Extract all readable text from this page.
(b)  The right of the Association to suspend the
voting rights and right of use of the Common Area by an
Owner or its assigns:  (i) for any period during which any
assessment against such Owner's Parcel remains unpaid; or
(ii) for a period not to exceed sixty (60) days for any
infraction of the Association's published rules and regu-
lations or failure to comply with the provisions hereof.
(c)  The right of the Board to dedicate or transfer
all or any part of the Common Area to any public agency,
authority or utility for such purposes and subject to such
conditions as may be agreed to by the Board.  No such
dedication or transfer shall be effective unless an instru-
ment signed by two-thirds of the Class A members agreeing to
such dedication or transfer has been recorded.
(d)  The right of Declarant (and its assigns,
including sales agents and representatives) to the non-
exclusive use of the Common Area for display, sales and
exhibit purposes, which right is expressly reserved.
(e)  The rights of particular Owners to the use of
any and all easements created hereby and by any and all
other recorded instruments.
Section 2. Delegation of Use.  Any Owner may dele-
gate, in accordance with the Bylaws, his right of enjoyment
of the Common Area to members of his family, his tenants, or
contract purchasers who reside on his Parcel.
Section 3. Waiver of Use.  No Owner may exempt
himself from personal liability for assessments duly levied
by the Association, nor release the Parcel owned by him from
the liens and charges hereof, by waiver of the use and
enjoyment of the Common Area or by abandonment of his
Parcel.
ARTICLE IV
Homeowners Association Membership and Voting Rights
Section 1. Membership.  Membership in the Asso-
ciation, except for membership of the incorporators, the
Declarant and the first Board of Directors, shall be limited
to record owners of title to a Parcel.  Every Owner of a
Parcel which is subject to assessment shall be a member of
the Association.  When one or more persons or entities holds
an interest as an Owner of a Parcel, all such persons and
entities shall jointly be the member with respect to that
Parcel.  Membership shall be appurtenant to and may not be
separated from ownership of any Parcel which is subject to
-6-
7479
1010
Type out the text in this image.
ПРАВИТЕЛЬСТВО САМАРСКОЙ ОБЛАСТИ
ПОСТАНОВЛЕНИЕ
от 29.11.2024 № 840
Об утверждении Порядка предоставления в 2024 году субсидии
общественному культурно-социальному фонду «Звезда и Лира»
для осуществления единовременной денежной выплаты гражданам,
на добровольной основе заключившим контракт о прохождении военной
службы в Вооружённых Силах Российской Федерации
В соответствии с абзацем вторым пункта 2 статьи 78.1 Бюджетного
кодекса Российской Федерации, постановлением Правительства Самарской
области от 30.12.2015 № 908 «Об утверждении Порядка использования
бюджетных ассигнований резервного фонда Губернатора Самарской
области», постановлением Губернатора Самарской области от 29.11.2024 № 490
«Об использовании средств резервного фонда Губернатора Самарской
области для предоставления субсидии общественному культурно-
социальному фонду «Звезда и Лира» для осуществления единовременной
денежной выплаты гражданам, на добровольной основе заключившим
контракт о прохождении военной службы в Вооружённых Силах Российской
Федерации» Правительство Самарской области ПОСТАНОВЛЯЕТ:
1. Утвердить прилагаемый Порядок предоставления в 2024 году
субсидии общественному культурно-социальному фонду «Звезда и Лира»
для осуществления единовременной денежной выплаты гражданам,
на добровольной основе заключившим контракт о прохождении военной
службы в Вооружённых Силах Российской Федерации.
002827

§ Work to be completed:
Copy every line of the records word for word.

§ Complete response:
Extract all readable text from this page.
(b)  The right of the Association to suspend the
voting rights and right of use of the Common Area by an
Owner or its assigns:  (i) for any period during which any
assessment against such Owner's Parcel remains unpaid; or
(ii) for a period not to exceed sixty (60) days for any
infraction of the Association's published rules and regu-
lations or failure to comply with the provisions hereof.
(c)  The right of the Board to dedicate or transfer
all or any part of the Common Area to any public agency,
authority or utility for such purposes and subject to such
conditions as may be agreed to by the Board.  No such
dedication or transfer shall be effective unless an instru-
ment signed by two-thirds of the Class A members agreeing to
such dedication or transfer has been recorded.
(d)  The right of Declarant (and its assigns,
including sales agents and representatives) to the non-
exclusive use of the Common Area for display, sales and
exhibit purposes, which right is expressly reserved.
(e)  The rights of particular Owners to the use of
any and all easements created hereby and by any and all
other recorded instruments.
Section 2. Delegation of Use.  Any Owner may dele-
gate, in accordance with the Bylaws, his right of enjoyment
of the Common Area to members of his family, his tenants, or
contract purchasers who reside on his Parcel.
Section 3. Waiver of Use.  No Owner may exempt
himself from personal liability for assessments duly levied
by the Association, nor release the Parcel owned by him from
the liens and charges hereof, by waiver of the use and
enjoyment of the Common Area or by abandonment of his
Parcel.
ARTICLE IV
Homeowners Association Membership and Voting Rights
Section 1. Membership.  Membership in the Asso-
ciation, except for membership of the incorporators, the
Declarant and the first Board of Directors, shall be limited
to record owners of title to a Parcel.  Every Owner of a
Parcel which is subject to assessment shall be a member of
the Association.  When one or more persons or entities holds
an interest as an Owner of a Parcel, all such persons and
entities shall jointly be the member with respect to that
Parcel.  Membership shall be appurtenant to and may not be
separated from ownership of any Parcel which is subject to
-6-
7479
1010
Type out the text in this image.
ПРАВИТЕЛЬСТВО САМАРСКОЙ ОБЛАСТИ
ПОСТАНОВЛЕНИЕ
от 29.11.2024 № 840
Об утверждении Порядка предоставления в 2024 году субсидии
общественному культурно-социальному фонду «Звезда и Лира»
для осуществления единовременной денежной выплаты гражданам,
на добровольной основе заключившим контракт о прохождении военной
службы в Вооружённых Силах Российской Федерации
В соответствии с абзацем вторым пункта 2 статьи 78.1 Бюджетного
кодекса Российской Федерации, постановлением Правительства Самарской
области от 30.12.2015 № 908 «Об утверждении Порядка использования
бюджетных ассигнований резервного фонда Губернатора Самарской
области», постановлением Губернатора Самарской области от 29.11.2024 № 490
«Об использовании средств резервного фонда Губернатора Самарской
области для предоставления субсидии общественному культурно-
социальному фонду «Звезда и Лира» для осуществления единовременной
денежной выплаты гражданам, на добровольной основе заключившим
контракт о прохождении военной службы в Вооружённых Силах Российской
Федерации» Правительство Самарской области ПОСТАНОВЛЯЕТ:
1. Утвердить прилагаемый Порядок предоставления в 2024 году
субсидии общественному культурно-социальному фонду «Звезда и Лира»
для осуществления единовременной денежной выплаты гражданам,
на добровольной основе заключившим контракт о прохождении военной
службы в Вооружённых Силах Российской Федерации.
002827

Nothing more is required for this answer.